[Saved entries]

****************************************

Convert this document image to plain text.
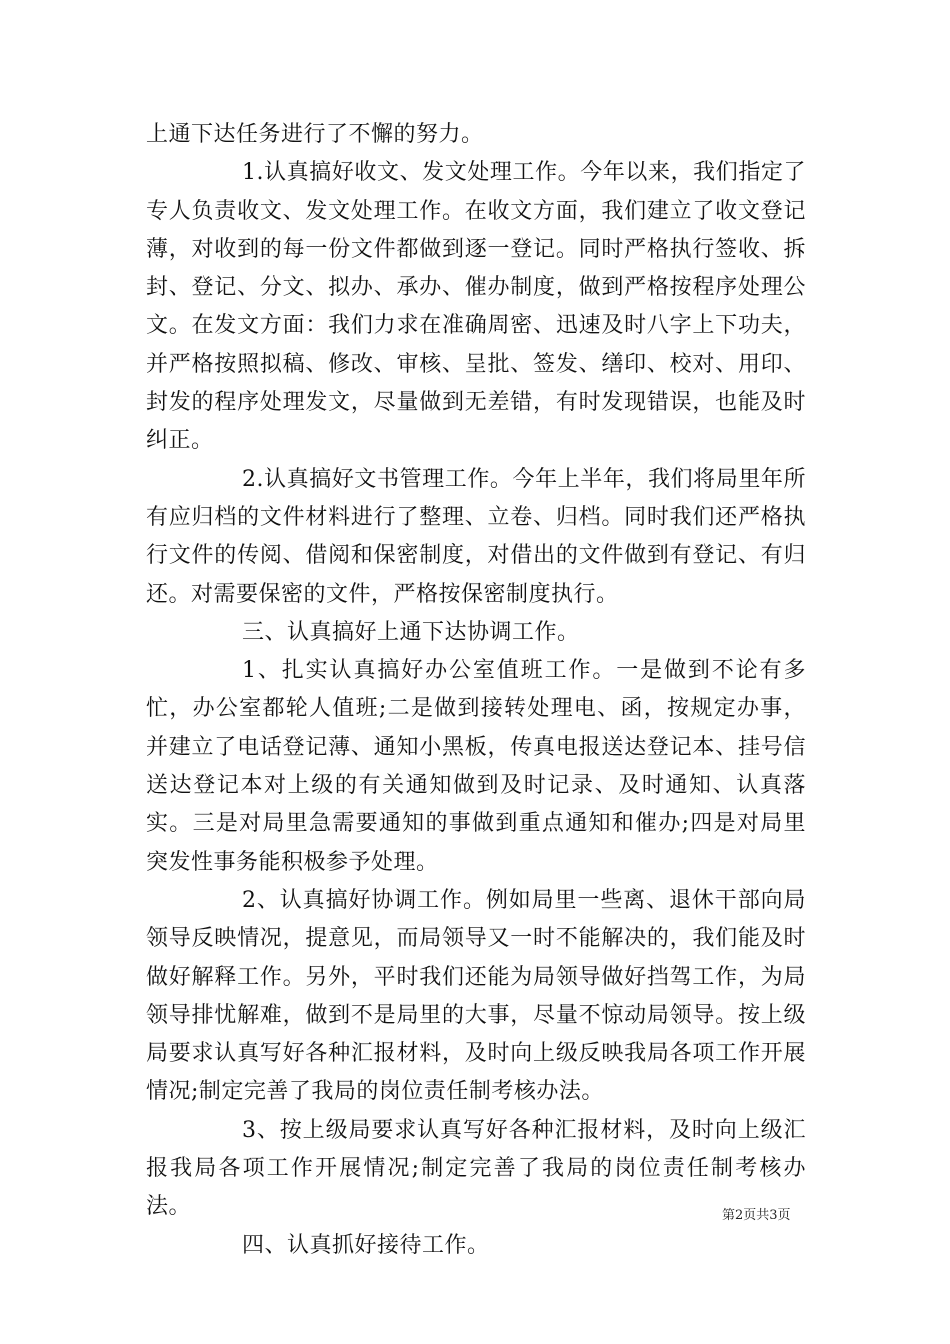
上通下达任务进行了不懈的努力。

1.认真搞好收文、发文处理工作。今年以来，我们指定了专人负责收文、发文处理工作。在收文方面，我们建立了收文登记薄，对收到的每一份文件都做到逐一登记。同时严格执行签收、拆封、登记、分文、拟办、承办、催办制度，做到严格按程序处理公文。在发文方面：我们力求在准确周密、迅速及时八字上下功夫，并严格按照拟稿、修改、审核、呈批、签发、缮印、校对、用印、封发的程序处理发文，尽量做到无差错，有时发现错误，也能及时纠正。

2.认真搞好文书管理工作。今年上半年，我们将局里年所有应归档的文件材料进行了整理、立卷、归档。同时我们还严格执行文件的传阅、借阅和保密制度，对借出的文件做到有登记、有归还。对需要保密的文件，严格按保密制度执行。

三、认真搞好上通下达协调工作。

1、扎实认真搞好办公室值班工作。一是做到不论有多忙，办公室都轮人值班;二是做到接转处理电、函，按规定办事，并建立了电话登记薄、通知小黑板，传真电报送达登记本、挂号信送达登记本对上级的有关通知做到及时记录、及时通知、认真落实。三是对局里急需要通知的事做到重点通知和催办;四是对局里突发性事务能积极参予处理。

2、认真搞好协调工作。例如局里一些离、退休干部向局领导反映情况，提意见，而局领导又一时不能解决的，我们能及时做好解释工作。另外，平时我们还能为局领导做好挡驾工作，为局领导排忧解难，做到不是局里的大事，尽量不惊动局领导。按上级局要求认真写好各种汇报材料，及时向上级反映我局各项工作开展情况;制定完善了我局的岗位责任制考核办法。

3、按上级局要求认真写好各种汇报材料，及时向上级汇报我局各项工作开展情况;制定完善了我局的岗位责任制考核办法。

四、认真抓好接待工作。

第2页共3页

****************************************

* **REQUEST**: Copy every record above exactly as written, but leave out the pictures.

* **RESULT BELOW**:
Convert this document image to plain text.
上通下达任务进行了不懈的努力。

1.认真搞好收文、发文处理工作。今年以来，我们指定了专人负责收文、发文处理工作。在收文方面，我们建立了收文登记薄，对收到的每一份文件都做到逐一登记。同时严格执行签收、拆封、登记、分文、拟办、承办、催办制度，做到严格按程序处理公文。在发文方面：我们力求在准确周密、迅速及时八字上下功夫，并严格按照拟稿、修改、审核、呈批、签发、缮印、校对、用印、封发的程序处理发文，尽量做到无差错，有时发现错误，也能及时纠正。

2.认真搞好文书管理工作。今年上半年，我们将局里年所有应归档的文件材料进行了整理、立卷、归档。同时我们还严格执行文件的传阅、借阅和保密制度，对借出的文件做到有登记、有归还。对需要保密的文件，严格按保密制度执行。

三、认真搞好上通下达协调工作。

1、扎实认真搞好办公室值班工作。一是做到不论有多忙，办公室都轮人值班;二是做到接转处理电、函，按规定办事，并建立了电话登记薄、通知小黑板，传真电报送达登记本、挂号信送达登记本对上级的有关通知做到及时记录、及时通知、认真落实。三是对局里急需要通知的事做到重点通知和催办;四是对局里突发性事务能积极参予处理。

2、认真搞好协调工作。例如局里一些离、退休干部向局领导反映情况，提意见，而局领导又一时不能解决的，我们能及时做好解释工作。另外，平时我们还能为局领导做好挡驾工作，为局领导排忧解难，做到不是局里的大事，尽量不惊动局领导。按上级局要求认真写好各种汇报材料，及时向上级反映我局各项工作开展情况;制定完善了我局的岗位责任制考核办法。

3、按上级局要求认真写好各种汇报材料，及时向上级汇报我局各项工作开展情况;制定完善了我局的岗位责任制考核办法。

四、认真抓好接待工作。

第2页共3页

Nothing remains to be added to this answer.